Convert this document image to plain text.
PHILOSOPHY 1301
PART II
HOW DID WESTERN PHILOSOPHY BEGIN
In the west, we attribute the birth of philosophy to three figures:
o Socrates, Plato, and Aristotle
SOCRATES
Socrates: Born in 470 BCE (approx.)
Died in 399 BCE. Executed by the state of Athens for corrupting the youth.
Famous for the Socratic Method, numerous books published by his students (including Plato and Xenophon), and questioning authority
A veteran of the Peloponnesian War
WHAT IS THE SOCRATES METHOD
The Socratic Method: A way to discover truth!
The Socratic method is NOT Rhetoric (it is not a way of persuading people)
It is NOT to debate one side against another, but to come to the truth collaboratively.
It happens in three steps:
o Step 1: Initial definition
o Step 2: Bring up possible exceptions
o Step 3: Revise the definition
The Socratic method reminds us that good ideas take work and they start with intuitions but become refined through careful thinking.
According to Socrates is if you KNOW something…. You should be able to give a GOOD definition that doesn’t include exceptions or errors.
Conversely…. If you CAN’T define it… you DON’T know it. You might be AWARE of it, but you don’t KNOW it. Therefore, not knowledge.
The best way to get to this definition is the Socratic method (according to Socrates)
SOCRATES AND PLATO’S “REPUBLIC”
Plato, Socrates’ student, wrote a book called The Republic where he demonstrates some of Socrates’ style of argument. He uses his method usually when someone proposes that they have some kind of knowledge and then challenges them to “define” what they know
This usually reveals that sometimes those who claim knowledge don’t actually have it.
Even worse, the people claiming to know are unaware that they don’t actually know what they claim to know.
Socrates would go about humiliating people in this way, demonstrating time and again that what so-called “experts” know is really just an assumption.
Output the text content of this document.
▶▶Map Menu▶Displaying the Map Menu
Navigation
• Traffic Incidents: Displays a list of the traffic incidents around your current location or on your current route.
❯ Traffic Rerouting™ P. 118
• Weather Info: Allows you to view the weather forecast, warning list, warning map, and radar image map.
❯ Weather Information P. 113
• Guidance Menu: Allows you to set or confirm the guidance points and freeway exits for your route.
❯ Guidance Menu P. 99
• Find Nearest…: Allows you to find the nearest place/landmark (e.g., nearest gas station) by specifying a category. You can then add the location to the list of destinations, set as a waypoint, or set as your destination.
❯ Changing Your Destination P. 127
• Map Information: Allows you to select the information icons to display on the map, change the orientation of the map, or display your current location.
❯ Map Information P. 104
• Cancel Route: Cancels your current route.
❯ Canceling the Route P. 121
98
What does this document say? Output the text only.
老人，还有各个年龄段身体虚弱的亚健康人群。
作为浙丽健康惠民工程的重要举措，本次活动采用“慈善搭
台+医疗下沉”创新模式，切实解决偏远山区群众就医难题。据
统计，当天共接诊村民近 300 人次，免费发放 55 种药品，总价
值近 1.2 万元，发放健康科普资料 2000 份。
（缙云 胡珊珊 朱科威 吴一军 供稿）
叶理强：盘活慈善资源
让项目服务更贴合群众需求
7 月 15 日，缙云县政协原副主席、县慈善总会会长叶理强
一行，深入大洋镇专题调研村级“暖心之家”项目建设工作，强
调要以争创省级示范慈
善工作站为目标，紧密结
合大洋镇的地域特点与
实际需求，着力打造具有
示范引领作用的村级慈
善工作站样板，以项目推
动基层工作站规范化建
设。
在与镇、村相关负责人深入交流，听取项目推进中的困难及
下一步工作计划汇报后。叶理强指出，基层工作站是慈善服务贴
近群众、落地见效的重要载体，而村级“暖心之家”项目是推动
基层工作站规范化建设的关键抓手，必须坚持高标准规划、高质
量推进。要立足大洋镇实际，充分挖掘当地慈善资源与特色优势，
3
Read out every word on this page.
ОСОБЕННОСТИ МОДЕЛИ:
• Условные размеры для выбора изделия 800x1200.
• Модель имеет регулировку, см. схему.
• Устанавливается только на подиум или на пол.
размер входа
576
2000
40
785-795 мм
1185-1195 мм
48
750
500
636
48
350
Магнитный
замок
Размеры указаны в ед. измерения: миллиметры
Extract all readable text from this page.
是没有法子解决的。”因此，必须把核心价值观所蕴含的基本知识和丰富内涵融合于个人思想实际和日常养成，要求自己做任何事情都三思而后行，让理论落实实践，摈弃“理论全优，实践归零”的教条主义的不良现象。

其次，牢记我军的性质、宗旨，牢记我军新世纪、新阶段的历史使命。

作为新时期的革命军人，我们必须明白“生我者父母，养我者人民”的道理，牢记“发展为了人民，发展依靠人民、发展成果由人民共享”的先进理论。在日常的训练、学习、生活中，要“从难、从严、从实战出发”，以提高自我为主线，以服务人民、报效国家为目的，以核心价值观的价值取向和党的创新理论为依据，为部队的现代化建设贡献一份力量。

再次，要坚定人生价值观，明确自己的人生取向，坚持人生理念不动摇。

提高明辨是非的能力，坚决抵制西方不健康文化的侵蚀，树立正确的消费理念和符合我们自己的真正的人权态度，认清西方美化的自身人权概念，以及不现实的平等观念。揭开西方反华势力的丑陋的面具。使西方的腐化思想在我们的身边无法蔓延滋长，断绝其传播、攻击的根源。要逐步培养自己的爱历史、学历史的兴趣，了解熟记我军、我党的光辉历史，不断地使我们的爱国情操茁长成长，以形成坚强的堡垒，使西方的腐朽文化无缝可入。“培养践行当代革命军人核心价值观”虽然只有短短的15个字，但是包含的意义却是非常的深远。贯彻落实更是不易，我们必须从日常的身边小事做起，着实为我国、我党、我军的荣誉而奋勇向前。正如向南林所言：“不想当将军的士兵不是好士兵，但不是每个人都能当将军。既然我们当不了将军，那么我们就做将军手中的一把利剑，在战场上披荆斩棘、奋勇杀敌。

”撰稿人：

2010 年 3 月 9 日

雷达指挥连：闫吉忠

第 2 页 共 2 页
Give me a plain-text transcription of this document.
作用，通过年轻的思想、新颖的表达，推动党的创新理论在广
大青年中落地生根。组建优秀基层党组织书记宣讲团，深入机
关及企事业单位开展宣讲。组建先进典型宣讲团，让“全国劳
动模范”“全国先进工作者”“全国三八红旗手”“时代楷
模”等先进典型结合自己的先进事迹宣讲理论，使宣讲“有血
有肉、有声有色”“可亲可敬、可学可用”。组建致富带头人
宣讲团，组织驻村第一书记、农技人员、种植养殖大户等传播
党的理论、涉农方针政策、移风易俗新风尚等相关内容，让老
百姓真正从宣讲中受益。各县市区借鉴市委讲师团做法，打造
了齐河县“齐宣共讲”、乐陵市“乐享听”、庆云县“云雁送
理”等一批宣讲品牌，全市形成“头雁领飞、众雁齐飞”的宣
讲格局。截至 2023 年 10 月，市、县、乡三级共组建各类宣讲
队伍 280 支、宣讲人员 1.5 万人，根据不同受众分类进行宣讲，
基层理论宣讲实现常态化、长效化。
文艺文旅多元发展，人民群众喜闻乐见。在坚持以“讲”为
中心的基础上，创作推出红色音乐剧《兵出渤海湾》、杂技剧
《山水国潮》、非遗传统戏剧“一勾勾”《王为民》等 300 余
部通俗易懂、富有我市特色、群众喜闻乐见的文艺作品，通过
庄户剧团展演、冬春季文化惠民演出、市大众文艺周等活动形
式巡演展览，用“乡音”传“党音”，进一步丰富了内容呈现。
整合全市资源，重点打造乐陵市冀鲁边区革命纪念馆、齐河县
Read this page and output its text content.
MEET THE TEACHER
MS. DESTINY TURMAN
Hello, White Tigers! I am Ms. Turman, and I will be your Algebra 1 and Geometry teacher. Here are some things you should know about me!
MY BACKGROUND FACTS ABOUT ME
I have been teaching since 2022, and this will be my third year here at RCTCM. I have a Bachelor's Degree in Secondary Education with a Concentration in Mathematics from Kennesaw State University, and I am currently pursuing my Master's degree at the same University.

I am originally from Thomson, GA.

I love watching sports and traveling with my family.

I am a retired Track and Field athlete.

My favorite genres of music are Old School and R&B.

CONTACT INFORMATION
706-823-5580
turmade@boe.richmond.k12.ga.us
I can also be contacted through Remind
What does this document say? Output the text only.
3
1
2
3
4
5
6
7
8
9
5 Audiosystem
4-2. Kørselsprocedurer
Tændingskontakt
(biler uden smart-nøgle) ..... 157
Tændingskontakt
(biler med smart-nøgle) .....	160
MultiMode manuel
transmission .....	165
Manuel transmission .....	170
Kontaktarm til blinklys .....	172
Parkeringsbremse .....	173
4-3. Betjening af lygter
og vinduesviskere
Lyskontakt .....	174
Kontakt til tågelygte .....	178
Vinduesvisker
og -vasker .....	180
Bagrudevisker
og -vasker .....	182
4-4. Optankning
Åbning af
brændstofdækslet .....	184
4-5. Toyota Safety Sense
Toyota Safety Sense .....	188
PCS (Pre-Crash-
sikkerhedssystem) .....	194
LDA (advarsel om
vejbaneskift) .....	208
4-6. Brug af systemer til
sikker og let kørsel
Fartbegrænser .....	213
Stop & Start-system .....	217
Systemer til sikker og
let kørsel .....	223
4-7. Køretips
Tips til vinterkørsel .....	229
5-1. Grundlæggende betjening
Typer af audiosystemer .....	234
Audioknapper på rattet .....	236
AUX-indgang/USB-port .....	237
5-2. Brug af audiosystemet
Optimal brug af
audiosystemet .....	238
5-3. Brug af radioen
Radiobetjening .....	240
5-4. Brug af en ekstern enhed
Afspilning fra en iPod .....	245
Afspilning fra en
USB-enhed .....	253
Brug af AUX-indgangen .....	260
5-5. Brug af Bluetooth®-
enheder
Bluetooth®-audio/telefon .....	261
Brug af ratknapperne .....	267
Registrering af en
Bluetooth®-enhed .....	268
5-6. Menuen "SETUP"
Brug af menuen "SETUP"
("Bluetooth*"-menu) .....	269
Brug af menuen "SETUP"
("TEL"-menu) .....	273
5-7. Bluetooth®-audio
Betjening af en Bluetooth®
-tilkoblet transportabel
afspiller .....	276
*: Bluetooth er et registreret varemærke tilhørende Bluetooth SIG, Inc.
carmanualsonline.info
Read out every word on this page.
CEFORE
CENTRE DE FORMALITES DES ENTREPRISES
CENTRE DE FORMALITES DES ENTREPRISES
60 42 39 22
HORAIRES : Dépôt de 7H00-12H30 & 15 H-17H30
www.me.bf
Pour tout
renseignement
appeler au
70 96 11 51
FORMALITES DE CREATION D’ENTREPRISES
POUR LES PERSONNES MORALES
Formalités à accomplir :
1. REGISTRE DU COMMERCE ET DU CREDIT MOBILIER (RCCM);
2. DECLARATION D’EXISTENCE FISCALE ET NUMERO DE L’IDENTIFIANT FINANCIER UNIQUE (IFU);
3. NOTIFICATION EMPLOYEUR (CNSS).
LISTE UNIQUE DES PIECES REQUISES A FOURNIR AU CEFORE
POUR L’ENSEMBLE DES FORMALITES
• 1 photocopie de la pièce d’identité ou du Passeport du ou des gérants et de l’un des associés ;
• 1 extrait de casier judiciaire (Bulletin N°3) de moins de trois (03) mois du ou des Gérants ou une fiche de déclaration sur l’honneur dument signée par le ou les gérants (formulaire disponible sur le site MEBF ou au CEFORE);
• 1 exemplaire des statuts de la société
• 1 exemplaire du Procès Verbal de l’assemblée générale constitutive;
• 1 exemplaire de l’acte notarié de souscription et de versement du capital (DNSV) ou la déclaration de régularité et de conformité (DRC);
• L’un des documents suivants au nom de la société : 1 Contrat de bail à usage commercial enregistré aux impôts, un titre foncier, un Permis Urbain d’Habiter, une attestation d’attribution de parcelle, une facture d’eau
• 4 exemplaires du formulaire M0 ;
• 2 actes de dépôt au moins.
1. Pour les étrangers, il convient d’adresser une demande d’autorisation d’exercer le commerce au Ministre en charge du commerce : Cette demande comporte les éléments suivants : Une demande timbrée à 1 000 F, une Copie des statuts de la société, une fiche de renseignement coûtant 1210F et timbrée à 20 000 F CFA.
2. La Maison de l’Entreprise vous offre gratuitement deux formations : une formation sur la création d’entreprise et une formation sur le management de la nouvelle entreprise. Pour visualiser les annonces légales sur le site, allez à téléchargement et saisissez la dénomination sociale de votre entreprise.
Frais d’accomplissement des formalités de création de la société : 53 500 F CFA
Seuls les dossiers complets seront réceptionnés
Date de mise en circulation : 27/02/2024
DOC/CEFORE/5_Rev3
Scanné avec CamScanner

Short task: List each line holding the string "truth".

Expected answer:
The Socratic Method: A way to discover truth!
It is NOT to debate one side against another, but to come to the truth collaboratively.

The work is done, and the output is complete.